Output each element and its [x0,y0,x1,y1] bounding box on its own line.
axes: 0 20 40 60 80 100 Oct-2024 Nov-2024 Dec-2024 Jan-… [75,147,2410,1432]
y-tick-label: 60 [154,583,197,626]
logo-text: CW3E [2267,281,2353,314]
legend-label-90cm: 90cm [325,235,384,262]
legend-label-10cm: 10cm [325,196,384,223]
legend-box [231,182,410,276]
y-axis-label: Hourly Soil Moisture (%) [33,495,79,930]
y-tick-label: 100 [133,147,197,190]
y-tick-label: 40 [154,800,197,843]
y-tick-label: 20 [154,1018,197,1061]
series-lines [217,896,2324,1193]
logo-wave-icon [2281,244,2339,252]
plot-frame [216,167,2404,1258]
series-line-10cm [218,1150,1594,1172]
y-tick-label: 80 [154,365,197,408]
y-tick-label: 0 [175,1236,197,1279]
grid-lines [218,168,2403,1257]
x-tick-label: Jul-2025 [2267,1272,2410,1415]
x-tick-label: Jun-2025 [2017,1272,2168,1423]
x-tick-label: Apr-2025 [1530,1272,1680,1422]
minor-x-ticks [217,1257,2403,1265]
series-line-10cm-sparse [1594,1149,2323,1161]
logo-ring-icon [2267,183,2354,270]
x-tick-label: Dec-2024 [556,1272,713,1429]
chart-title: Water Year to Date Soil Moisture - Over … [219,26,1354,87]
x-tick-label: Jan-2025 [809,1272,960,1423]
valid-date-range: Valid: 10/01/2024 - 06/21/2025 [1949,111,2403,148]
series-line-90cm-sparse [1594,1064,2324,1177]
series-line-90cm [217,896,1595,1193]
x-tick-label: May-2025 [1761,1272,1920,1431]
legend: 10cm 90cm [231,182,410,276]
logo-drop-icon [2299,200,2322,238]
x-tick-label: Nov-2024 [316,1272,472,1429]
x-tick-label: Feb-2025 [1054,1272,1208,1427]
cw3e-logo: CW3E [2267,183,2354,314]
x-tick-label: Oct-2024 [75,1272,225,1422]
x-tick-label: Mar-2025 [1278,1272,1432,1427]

####################

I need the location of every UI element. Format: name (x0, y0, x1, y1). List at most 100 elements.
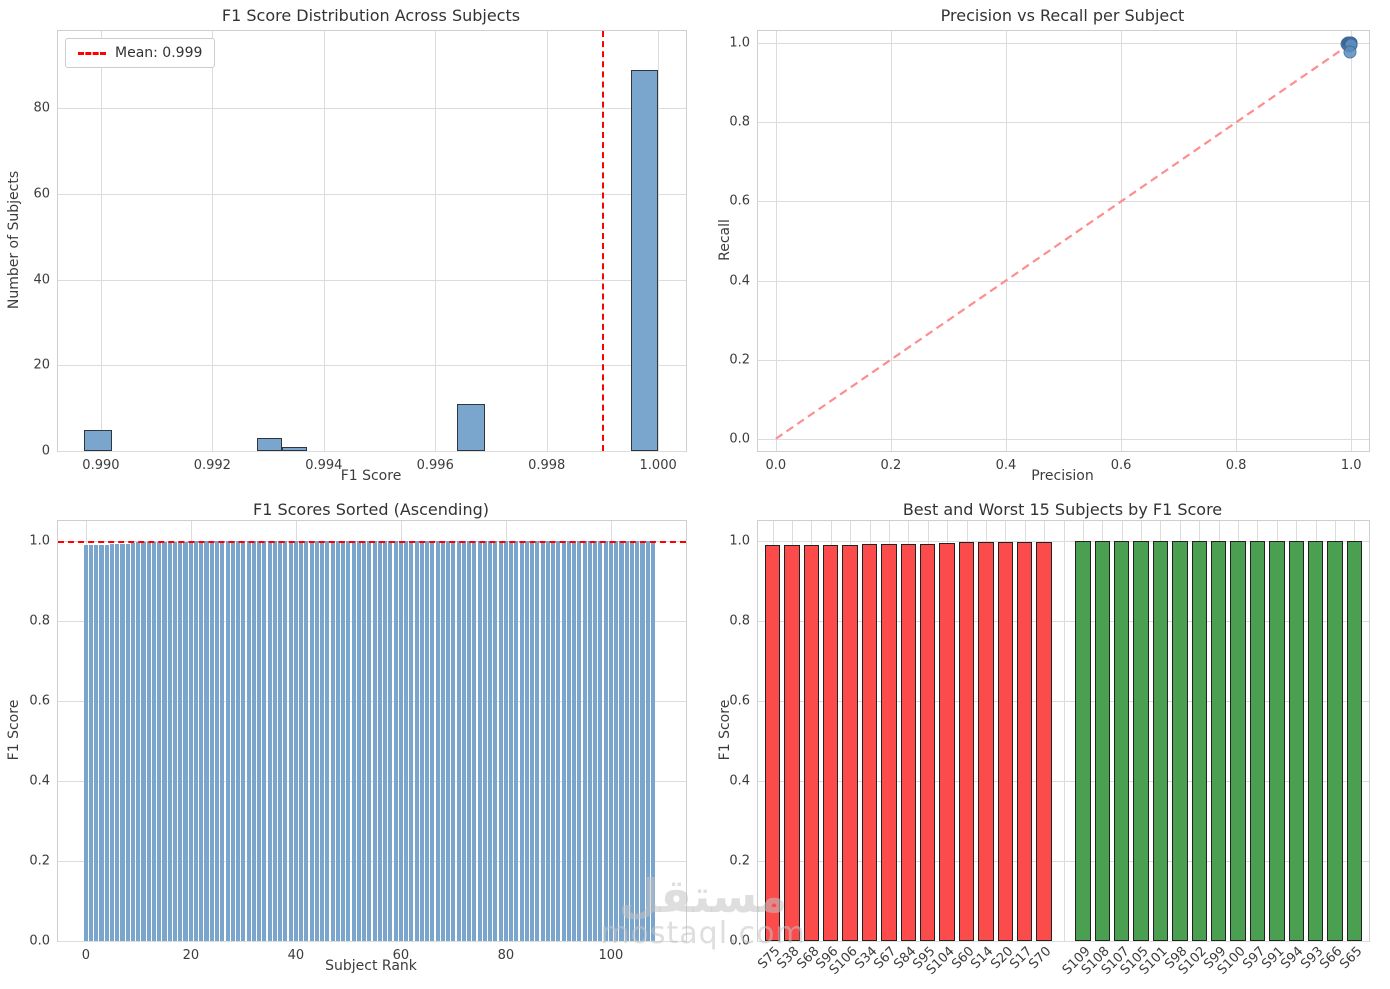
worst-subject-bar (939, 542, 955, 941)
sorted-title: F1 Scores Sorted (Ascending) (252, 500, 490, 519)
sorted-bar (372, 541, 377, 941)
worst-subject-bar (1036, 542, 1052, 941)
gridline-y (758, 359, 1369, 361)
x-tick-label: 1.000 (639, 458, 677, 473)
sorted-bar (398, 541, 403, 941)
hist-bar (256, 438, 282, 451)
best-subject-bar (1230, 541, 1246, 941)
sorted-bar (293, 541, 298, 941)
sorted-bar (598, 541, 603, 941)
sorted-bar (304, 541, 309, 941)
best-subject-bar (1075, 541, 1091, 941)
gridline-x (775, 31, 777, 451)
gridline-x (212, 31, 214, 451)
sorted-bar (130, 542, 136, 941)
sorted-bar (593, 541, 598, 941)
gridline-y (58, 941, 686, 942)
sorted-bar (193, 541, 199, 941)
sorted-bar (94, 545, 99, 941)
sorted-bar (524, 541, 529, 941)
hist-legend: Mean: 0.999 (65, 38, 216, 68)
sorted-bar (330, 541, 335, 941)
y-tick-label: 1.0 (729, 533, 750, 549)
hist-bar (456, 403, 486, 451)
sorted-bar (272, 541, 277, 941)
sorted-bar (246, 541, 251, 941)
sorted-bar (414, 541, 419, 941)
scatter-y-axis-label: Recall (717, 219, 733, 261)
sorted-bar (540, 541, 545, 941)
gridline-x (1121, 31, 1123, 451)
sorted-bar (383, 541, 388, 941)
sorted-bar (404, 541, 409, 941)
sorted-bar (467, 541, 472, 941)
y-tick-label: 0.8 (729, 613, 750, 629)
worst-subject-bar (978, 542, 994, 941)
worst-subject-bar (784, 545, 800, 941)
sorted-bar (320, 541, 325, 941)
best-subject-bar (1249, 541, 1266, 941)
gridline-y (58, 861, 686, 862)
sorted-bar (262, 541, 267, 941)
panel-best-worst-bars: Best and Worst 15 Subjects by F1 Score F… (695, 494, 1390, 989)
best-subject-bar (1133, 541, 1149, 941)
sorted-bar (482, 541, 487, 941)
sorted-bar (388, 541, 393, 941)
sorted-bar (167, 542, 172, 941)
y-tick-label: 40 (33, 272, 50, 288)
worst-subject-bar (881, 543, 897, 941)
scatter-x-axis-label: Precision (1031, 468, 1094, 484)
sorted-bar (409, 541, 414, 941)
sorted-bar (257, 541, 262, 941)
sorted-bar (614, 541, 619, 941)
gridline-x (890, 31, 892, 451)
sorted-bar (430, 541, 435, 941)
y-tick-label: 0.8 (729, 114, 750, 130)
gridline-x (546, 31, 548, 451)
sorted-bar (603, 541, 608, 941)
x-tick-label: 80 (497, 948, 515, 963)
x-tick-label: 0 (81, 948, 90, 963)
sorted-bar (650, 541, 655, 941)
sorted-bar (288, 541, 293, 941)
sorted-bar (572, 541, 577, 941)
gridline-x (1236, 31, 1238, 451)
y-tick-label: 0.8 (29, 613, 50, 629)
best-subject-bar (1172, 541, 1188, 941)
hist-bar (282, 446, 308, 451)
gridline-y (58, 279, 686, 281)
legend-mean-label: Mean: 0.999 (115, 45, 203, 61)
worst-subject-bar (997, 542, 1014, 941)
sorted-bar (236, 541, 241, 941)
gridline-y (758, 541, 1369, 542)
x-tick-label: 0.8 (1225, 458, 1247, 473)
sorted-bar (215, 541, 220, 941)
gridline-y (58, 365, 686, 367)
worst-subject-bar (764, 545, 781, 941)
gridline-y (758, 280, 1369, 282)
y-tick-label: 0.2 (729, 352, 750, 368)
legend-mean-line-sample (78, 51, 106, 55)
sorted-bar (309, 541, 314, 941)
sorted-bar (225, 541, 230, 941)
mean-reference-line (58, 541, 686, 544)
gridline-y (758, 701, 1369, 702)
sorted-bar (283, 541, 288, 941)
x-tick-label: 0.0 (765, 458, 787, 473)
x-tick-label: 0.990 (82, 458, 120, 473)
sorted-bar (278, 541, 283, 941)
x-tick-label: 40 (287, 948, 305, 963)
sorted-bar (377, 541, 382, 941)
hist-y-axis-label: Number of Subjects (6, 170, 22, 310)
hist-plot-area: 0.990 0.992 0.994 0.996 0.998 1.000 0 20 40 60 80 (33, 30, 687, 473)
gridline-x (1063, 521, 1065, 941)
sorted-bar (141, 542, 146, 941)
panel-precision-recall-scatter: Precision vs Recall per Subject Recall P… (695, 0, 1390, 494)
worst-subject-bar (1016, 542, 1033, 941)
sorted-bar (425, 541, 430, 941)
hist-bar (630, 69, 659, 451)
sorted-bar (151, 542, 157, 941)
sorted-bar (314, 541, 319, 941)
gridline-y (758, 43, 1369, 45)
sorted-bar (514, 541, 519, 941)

####################

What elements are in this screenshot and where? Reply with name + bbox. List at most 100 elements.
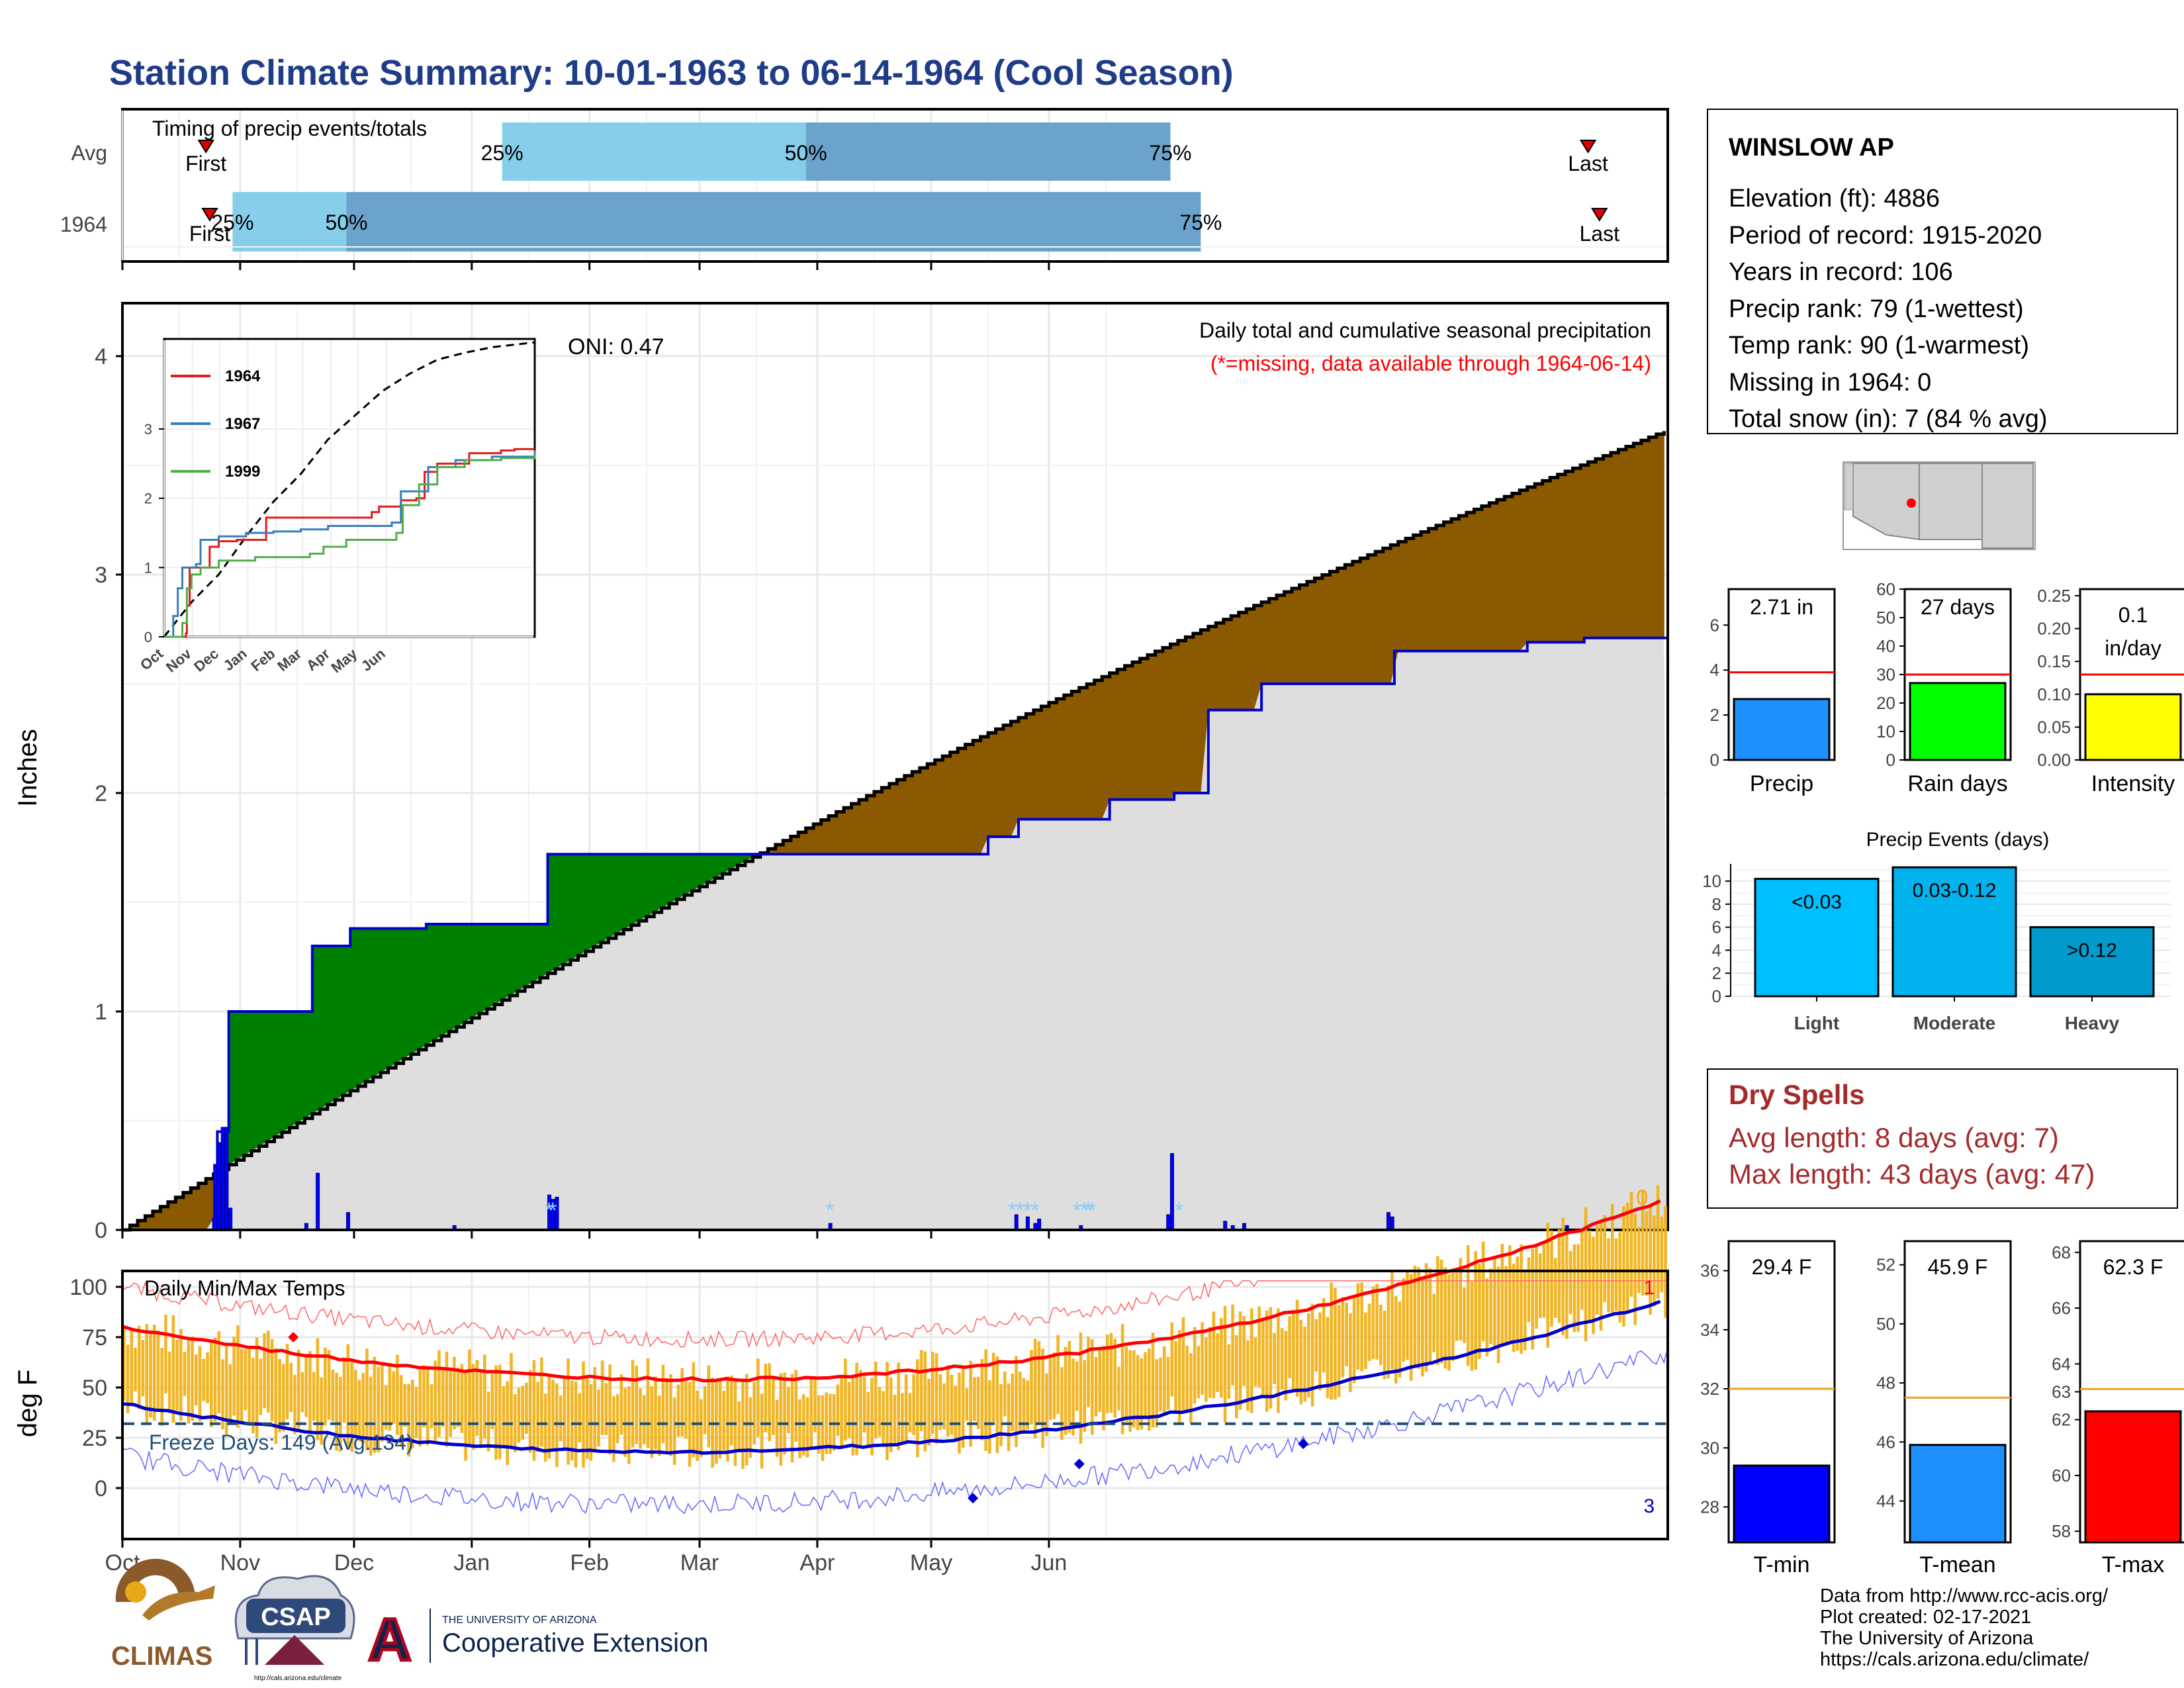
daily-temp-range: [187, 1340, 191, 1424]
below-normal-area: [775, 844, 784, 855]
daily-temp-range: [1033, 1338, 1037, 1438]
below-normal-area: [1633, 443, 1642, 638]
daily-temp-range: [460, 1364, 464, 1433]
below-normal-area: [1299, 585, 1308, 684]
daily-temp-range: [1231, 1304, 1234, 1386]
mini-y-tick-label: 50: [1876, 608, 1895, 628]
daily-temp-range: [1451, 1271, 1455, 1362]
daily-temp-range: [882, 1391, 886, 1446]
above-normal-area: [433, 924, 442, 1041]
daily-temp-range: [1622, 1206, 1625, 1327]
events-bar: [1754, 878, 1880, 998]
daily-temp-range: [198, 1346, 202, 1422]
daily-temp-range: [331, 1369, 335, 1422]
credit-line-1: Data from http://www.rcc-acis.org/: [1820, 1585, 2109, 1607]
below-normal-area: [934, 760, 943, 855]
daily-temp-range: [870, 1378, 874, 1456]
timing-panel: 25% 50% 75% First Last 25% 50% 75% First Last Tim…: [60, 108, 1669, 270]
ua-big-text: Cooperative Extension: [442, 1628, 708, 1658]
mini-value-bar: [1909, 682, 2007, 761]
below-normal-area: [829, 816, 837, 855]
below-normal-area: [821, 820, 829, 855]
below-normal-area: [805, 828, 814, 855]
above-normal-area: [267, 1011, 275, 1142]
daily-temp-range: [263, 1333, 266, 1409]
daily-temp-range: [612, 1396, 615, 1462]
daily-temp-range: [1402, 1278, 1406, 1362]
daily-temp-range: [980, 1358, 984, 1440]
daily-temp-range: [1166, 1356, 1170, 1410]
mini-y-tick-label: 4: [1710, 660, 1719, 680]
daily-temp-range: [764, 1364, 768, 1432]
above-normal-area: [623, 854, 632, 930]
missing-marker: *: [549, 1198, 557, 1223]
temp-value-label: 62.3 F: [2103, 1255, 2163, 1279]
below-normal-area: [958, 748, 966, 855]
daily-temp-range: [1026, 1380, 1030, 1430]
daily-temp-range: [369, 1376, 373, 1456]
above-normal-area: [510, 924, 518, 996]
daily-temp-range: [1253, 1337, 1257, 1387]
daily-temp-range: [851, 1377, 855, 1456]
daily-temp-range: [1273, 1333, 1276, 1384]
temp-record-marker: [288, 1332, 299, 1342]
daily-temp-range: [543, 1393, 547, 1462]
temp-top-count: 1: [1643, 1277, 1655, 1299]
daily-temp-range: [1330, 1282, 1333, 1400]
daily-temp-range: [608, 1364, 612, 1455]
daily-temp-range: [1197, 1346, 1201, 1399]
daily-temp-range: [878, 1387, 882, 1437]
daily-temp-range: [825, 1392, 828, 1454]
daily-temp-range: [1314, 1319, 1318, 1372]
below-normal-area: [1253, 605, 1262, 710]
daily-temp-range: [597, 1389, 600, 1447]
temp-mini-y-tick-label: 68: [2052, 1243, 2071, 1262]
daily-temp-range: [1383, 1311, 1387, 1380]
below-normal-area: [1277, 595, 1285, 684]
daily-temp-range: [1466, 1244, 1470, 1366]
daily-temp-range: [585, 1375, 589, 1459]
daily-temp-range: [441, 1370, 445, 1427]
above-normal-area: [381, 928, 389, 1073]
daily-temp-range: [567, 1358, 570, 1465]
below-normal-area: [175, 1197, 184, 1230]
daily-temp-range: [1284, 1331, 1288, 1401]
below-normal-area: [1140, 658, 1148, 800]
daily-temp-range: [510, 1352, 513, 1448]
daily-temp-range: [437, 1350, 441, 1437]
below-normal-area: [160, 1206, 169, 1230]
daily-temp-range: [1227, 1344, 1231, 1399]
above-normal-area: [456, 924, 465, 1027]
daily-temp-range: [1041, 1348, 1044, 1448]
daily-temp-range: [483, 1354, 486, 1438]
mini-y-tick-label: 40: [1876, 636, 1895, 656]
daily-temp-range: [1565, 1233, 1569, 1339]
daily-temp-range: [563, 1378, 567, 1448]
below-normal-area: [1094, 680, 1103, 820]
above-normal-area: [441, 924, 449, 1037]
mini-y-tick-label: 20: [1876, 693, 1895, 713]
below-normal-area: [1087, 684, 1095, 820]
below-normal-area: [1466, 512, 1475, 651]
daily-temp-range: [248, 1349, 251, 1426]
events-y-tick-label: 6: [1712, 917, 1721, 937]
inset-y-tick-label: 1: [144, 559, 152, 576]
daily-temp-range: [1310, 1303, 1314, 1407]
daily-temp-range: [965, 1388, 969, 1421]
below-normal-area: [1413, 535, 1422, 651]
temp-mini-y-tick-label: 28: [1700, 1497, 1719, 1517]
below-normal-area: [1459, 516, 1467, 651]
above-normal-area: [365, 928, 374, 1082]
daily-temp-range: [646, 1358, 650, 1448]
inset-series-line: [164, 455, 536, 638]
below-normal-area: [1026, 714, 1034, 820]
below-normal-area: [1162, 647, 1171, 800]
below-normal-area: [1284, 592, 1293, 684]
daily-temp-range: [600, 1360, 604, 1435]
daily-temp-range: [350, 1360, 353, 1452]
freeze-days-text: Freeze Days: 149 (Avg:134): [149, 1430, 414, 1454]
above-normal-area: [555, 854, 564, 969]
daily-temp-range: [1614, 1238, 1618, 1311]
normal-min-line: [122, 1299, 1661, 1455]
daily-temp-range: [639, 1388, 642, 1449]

####################

◆ Prompt:
Reproduce word for word the items from the line with "daily-temp-range: [187, 1340, 191, 1424]" up to and including the line with "daily-temp-range: [870, 1378, 874, 1456]".

◆ Complete response:
daily-temp-range: [187, 1340, 191, 1424]
below-normal-area: [775, 844, 784, 855]
daily-temp-range: [1033, 1338, 1037, 1438]
below-normal-area: [1633, 443, 1642, 638]
daily-temp-range: [460, 1364, 464, 1433]
below-normal-area: [1299, 585, 1308, 684]
daily-temp-range: [1231, 1304, 1234, 1386]
mini-y-tick-label: 50: [1876, 608, 1895, 628]
daily-temp-range: [1451, 1271, 1455, 1362]
daily-temp-range: [882, 1391, 886, 1446]
above-normal-area: [433, 924, 442, 1041]
daily-temp-range: [1622, 1206, 1625, 1327]
events-bar: [1754, 878, 1880, 998]
daily-temp-range: [198, 1346, 202, 1422]
daily-temp-range: [331, 1369, 335, 1422]
credit-line-1: Data from http://www.rcc-acis.org/: [1820, 1585, 2109, 1607]
below-normal-area: [934, 760, 943, 855]
daily-temp-range: [870, 1378, 874, 1456]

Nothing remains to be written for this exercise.